* **Dataset rows**:
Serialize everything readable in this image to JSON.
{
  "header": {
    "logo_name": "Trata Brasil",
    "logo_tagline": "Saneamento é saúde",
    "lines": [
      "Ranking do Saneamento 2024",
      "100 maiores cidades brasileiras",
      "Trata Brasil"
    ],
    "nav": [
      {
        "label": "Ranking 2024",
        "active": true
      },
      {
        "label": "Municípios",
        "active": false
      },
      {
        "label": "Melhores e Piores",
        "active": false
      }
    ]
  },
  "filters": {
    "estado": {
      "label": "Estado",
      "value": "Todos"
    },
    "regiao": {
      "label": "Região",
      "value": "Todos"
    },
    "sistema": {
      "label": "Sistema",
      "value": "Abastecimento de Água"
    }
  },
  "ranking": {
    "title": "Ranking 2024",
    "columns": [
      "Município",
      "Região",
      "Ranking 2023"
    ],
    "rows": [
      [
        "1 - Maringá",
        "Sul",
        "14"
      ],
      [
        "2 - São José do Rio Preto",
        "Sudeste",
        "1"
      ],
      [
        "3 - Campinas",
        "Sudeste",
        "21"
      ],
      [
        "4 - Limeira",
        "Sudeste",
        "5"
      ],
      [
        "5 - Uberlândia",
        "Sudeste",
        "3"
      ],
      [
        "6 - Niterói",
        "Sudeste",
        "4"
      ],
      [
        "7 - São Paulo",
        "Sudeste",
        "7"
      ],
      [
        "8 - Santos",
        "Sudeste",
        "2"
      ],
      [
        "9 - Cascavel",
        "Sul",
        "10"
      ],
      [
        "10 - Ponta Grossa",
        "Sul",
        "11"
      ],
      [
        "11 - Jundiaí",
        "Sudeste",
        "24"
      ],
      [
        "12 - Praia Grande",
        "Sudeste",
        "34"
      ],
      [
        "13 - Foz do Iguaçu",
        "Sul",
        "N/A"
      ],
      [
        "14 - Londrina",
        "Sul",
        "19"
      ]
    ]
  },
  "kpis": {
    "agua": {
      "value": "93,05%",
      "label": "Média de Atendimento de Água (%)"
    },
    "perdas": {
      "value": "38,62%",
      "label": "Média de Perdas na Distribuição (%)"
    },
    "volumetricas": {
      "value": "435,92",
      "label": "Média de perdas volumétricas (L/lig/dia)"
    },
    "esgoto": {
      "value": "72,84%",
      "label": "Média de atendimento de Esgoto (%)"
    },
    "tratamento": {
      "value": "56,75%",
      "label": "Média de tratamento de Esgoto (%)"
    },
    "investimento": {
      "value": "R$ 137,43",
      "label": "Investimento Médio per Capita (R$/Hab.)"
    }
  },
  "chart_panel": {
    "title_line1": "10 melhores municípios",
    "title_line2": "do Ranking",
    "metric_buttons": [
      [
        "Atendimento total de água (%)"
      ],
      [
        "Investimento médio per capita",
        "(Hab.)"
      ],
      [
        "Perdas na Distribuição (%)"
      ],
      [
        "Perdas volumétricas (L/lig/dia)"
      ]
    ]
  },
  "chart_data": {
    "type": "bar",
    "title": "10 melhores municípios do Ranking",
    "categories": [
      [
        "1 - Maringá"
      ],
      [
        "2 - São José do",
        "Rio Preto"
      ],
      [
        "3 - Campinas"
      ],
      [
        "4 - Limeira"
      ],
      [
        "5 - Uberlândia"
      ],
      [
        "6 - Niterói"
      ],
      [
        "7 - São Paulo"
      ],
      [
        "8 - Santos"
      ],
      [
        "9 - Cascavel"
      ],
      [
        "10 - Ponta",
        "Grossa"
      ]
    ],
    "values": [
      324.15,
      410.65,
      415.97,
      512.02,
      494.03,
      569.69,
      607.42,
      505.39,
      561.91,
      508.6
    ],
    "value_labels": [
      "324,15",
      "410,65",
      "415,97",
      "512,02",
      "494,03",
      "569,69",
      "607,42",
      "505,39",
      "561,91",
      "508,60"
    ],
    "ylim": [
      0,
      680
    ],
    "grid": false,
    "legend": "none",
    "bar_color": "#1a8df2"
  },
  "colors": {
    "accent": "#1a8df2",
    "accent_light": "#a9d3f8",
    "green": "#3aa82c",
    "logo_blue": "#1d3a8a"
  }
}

* **Exercise**: All the entries above need to be reproduced exactly.

* **Response to the task**:
Serialize everything readable in this image to JSON.
{
  "header": {
    "logo_name": "Trata Brasil",
    "logo_tagline": "Saneamento é saúde",
    "lines": [
      "Ranking do Saneamento 2024",
      "100 maiores cidades brasileiras",
      "Trata Brasil"
    ],
    "nav": [
      {
        "label": "Ranking 2024",
        "active": true
      },
      {
        "label": "Municípios",
        "active": false
      },
      {
        "label": "Melhores e Piores",
        "active": false
      }
    ]
  },
  "filters": {
    "estado": {
      "label": "Estado",
      "value": "Todos"
    },
    "regiao": {
      "label": "Região",
      "value": "Todos"
    },
    "sistema": {
      "label": "Sistema",
      "value": "Abastecimento de Água"
    }
  },
  "ranking": {
    "title": "Ranking 2024",
    "columns": [
      "Município",
      "Região",
      "Ranking 2023"
    ],
    "rows": [
      [
        "1 - Maringá",
        "Sul",
        "14"
      ],
      [
        "2 - São José do Rio Preto",
        "Sudeste",
        "1"
      ],
      [
        "3 - Campinas",
        "Sudeste",
        "21"
      ],
      [
        "4 - Limeira",
        "Sudeste",
        "5"
      ],
      [
        "5 - Uberlândia",
        "Sudeste",
        "3"
      ],
      [
        "6 - Niterói",
        "Sudeste",
        "4"
      ],
      [
        "7 - São Paulo",
        "Sudeste",
        "7"
      ],
      [
        "8 - Santos",
        "Sudeste",
        "2"
      ],
      [
        "9 - Cascavel",
        "Sul",
        "10"
      ],
      [
        "10 - Ponta Grossa",
        "Sul",
        "11"
      ],
      [
        "11 - Jundiaí",
        "Sudeste",
        "24"
      ],
      [
        "12 - Praia Grande",
        "Sudeste",
        "34"
      ],
      [
        "13 - Foz do Iguaçu",
        "Sul",
        "N/A"
      ],
      [
        "14 - Londrina",
        "Sul",
        "19"
      ]
    ]
  },
  "kpis": {
    "agua": {
      "value": "93,05%",
      "label": "Média de Atendimento de Água (%)"
    },
    "perdas": {
      "value": "38,62%",
      "label": "Média de Perdas na Distribuição (%)"
    },
    "volumetricas": {
      "value": "435,92",
      "label": "Média de perdas volumétricas (L/lig/dia)"
    },
    "esgoto": {
      "value": "72,84%",
      "label": "Média de atendimento de Esgoto (%)"
    },
    "tratamento": {
      "value": "56,75%",
      "label": "Média de tratamento de Esgoto (%)"
    },
    "investimento": {
      "value": "R$ 137,43",
      "label": "Investimento Médio per Capita (R$/Hab.)"
    }
  },
  "chart_panel": {
    "title_line1": "10 melhores municípios",
    "title_line2": "do Ranking",
    "metric_buttons": [
      [
        "Atendimento total de água (%)"
      ],
      [
        "Investimento médio per capita",
        "(Hab.)"
      ],
      [
        "Perdas na Distribuição (%)"
      ],
      [
        "Perdas volumétricas (L/lig/dia)"
      ]
    ]
  },
  "chart_data": {
    "type": "bar",
    "title": "10 melhores municípios do Ranking",
    "categories": [
      [
        "1 - Maringá"
      ],
      [
        "2 - São José do",
        "Rio Preto"
      ],
      [
        "3 - Campinas"
      ],
      [
        "4 - Limeira"
      ],
      [
        "5 - Uberlândia"
      ],
      [
        "6 - Niterói"
      ],
      [
        "7 - São Paulo"
      ],
      [
        "8 - Santos"
      ],
      [
        "9 - Cascavel"
      ],
      [
        "10 - Ponta",
        "Grossa"
      ]
    ],
    "values": [
      324.15,
      410.65,
      415.97,
      512.02,
      494.03,
      569.69,
      607.42,
      505.39,
      561.91,
      508.6
    ],
    "value_labels": [
      "324,15",
      "410,65",
      "415,97",
      "512,02",
      "494,03",
      "569,69",
      "607,42",
      "505,39",
      "561,91",
      "508,60"
    ],
    "ylim": [
      0,
      680
    ],
    "grid": false,
    "legend": "none",
    "bar_color": "#1a8df2"
  },
  "colors": {
    "accent": "#1a8df2",
    "accent_light": "#a9d3f8",
    "green": "#3aa82c",
    "logo_blue": "#1d3a8a"
  }
}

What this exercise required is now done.